Given exercise:
Can the data below be echoed back word for word?

Provided data:
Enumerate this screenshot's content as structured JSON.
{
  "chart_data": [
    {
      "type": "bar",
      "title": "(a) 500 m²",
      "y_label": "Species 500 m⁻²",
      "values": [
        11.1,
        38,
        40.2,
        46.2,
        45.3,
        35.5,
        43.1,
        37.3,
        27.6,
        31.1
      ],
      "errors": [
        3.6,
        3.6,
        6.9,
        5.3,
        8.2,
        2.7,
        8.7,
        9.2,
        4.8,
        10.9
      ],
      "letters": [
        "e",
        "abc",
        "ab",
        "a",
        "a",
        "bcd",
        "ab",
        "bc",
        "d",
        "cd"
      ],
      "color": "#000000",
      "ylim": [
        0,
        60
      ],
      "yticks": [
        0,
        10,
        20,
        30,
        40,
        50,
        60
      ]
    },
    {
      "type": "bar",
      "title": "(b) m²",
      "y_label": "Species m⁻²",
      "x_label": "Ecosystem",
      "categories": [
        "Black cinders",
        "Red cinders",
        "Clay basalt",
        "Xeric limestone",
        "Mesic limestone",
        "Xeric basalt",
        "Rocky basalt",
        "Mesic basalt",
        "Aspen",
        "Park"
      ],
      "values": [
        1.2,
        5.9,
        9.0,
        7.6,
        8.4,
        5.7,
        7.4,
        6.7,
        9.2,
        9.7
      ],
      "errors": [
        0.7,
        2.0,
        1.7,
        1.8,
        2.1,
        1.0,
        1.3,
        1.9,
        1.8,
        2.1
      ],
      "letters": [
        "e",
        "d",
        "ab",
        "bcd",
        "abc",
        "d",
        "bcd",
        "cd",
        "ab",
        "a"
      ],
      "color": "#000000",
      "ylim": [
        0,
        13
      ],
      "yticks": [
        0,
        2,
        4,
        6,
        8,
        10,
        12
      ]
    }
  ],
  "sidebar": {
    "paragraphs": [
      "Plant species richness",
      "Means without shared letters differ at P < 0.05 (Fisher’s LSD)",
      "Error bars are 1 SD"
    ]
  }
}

Exercise response:
Enumerate this screenshot's content as structured JSON.
{
  "chart_data": [
    {
      "type": "bar",
      "title": "(a) 500 m²",
      "y_label": "Species 500 m⁻²",
      "values": [
        11.1,
        38,
        40.2,
        46.2,
        45.3,
        35.5,
        43.1,
        37.3,
        27.6,
        31.1
      ],
      "errors": [
        3.6,
        3.6,
        6.9,
        5.3,
        8.2,
        2.7,
        8.7,
        9.2,
        4.8,
        10.9
      ],
      "letters": [
        "e",
        "abc",
        "ab",
        "a",
        "a",
        "bcd",
        "ab",
        "bc",
        "d",
        "cd"
      ],
      "color": "#000000",
      "ylim": [
        0,
        60
      ],
      "yticks": [
        0,
        10,
        20,
        30,
        40,
        50,
        60
      ]
    },
    {
      "type": "bar",
      "title": "(b) m²",
      "y_label": "Species m⁻²",
      "x_label": "Ecosystem",
      "categories": [
        "Black cinders",
        "Red cinders",
        "Clay basalt",
        "Xeric limestone",
        "Mesic limestone",
        "Xeric basalt",
        "Rocky basalt",
        "Mesic basalt",
        "Aspen",
        "Park"
      ],
      "values": [
        1.2,
        5.9,
        9.0,
        7.6,
        8.4,
        5.7,
        7.4,
        6.7,
        9.2,
        9.7
      ],
      "errors": [
        0.7,
        2.0,
        1.7,
        1.8,
        2.1,
        1.0,
        1.3,
        1.9,
        1.8,
        2.1
      ],
      "letters": [
        "e",
        "d",
        "ab",
        "bcd",
        "abc",
        "d",
        "bcd",
        "cd",
        "ab",
        "a"
      ],
      "color": "#000000",
      "ylim": [
        0,
        13
      ],
      "yticks": [
        0,
        2,
        4,
        6,
        8,
        10,
        12
      ]
    }
  ],
  "sidebar": {
    "paragraphs": [
      "Plant species richness",
      "Means without shared letters differ at P < 0.05 (Fisher’s LSD)",
      "Error bars are 1 SD"
    ]
  }
}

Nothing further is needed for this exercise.